Suas tarefas>
• A. Edite a notícia sobre a aquisição: reproduza o trecho entre "Segundo a Suzano, o" e "consumidos pela Pactiv.", inclusive, trocando "fábricas" por "unidades".
• B. Com base na notícia sobre a aquisição, responda:
(i) Por qual valor a Suzano fechou a aquisição dos ativos?
(ii) Qual é a capacidade total integrada de produção das fábricas?
(iii) Onde fica o centro de tecnologia da Suzano?

Trecho para leitura>
____
Nesta sexta-feira, 12 de julho, a maior produtora mundial de celulose de eucalipto anunciou que fechou um acordo com a Pactiv Evergreen para aquisição dos ativos que compõem de fábricas integradas de fabricação de papelcartão voltado para embalagens, nos Estados Unidos, por US$ 110 milhões.

Segundo a Suzano, o valor será pago em dinheiro, à vista, no fechamento da operação, sujeito a ajustes de preços e ao cumprimento de condições precedentes, previstas para ocorrerem até o fim deste ano.

Localizadas nas cidades de Pine Bluff, no estado de Arkansas, e Waynesville, na Carolina do Norte, as fábricas possuem capacidade total integrada de produzir aproximadamente 420 mil toneladas por ano de papelcartão.

A operação prevê ainda que a Suzano e a Pactiv vão fechar acordos de serviços de transição, na qual a Pactiv prestará serviços para a Suzano nos ativos adquiridos, e de fornecimento de longo prazo, com a Suzano fornecendo para a Pactiv os produtos produzidos em Pine Bluff e consumidos pela Pactiv.

A aquisição marca a entrada da Suzano no mercado americano de embalagens para consumo e food service, com as fábricas produzindo papelcartão revestido e não revestido, utilizados na produção de embalagens de líquidos e copos de papel.

A Suzano é a maior fornecedora de celulose de fibra curta da América do Norte, possui escritório em Fort Lauderdale, na Flórida, e um centro de tecnologia próximo a Vancouver, no Canadá.
____
Dados fornecidos>
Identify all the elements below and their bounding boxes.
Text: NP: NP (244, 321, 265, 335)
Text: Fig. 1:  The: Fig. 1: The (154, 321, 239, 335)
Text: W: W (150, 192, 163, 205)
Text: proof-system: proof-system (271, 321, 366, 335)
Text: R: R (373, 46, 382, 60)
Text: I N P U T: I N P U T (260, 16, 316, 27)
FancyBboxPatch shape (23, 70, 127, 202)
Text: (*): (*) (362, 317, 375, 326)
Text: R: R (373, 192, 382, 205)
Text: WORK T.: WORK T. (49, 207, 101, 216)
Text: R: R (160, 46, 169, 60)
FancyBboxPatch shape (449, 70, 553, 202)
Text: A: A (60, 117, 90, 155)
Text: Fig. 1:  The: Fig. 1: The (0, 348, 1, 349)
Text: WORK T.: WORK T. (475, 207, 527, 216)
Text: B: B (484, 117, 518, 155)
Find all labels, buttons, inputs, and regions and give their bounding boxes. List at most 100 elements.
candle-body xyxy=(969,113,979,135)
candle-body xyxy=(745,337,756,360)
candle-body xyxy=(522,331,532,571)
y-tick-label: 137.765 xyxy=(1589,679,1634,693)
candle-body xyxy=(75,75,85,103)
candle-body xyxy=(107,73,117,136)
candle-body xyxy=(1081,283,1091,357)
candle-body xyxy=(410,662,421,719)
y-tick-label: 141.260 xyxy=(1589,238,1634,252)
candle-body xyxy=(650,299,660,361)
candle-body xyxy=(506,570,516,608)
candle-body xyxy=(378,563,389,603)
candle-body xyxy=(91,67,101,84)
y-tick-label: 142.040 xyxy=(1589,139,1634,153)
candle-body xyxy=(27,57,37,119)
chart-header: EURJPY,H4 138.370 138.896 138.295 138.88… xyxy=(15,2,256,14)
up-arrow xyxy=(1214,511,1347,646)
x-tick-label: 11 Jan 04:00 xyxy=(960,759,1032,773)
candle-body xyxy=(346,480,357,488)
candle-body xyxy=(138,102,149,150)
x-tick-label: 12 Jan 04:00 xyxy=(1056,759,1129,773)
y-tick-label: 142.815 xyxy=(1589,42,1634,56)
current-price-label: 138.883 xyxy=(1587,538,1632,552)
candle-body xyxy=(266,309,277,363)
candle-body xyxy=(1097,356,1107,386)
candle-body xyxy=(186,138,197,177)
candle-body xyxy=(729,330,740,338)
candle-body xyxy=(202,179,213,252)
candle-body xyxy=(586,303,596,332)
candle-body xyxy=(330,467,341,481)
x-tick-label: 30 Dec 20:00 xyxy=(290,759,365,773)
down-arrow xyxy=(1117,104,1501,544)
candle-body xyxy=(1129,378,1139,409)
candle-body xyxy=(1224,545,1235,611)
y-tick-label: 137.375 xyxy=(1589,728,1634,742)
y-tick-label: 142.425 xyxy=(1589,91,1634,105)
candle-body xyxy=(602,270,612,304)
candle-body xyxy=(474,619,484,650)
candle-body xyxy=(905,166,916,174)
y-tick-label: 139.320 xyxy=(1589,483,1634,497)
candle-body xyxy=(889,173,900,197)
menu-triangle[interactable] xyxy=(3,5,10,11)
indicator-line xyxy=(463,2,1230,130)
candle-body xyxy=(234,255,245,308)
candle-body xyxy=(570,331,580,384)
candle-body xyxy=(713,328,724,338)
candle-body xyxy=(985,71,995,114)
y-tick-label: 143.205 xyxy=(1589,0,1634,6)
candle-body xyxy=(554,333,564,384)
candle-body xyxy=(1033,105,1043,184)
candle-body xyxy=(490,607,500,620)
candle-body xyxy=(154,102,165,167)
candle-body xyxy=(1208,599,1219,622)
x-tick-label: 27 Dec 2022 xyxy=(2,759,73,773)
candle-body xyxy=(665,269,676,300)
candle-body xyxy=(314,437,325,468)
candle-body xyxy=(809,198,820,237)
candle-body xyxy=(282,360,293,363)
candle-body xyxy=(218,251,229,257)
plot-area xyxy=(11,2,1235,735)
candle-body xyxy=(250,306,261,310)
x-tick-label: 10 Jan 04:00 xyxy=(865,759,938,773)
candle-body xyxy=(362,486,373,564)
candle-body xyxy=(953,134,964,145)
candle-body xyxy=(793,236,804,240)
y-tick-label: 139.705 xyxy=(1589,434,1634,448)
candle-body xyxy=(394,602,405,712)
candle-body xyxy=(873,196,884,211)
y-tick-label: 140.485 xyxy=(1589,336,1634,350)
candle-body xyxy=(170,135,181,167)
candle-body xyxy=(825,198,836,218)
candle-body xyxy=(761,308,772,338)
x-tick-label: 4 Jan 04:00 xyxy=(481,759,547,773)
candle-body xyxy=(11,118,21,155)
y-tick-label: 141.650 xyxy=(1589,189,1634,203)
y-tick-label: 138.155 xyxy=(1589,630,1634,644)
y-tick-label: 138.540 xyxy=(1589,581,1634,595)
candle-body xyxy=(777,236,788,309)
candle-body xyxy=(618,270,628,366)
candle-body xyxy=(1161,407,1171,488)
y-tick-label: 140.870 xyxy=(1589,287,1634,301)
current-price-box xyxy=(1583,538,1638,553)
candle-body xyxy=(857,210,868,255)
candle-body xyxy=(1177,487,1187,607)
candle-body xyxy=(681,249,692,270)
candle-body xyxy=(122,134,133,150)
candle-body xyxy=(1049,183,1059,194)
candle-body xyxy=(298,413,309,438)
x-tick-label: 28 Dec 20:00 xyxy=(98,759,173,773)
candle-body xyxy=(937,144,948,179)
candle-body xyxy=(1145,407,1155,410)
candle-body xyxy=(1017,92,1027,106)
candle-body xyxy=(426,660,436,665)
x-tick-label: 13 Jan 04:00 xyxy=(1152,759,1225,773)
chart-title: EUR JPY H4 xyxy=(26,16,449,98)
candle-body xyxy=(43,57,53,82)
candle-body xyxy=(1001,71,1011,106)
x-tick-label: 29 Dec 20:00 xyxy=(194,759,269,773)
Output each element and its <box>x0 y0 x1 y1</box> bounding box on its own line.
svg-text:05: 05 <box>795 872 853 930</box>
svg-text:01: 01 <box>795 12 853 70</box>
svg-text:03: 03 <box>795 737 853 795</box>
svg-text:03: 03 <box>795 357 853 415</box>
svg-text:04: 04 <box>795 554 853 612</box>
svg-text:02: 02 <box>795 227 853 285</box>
____
Respostas do exercício>
• A.
Segundo a Suzano, o valor será pago em dinheiro, à vista, no fechamento da operação, sujeito a ajustes de preços e ao cumprimento de condições precedentes, previstas para ocorrerem até o fim deste ano.

Localizadas nas cidades de Pine Bluff, no estado de Arkansas, e Waynesville, na Carolina do Norte, as unidades possuem capacidade total integrada de produzir aproximadamente 420 mil toneladas por ano de papelcartão.

A operação prevê ainda que a Suzano e a Pactiv vão fechar acordos de serviços de transição, na qual a Pactiv prestará serviços para a Suzano nos ativos adquiridos, e de fornecimento de longo prazo, com a Suzano fornecendo para a Pactiv os produtos produzidos em Pine Bluff e consumidos pela Pactiv.

• B.
(i) US$ 110 milhões.
(ii) Aproximadamente 420 mil toneladas por ano de papelcartão.
(iii) Próximo a Vancouver, no Canadá.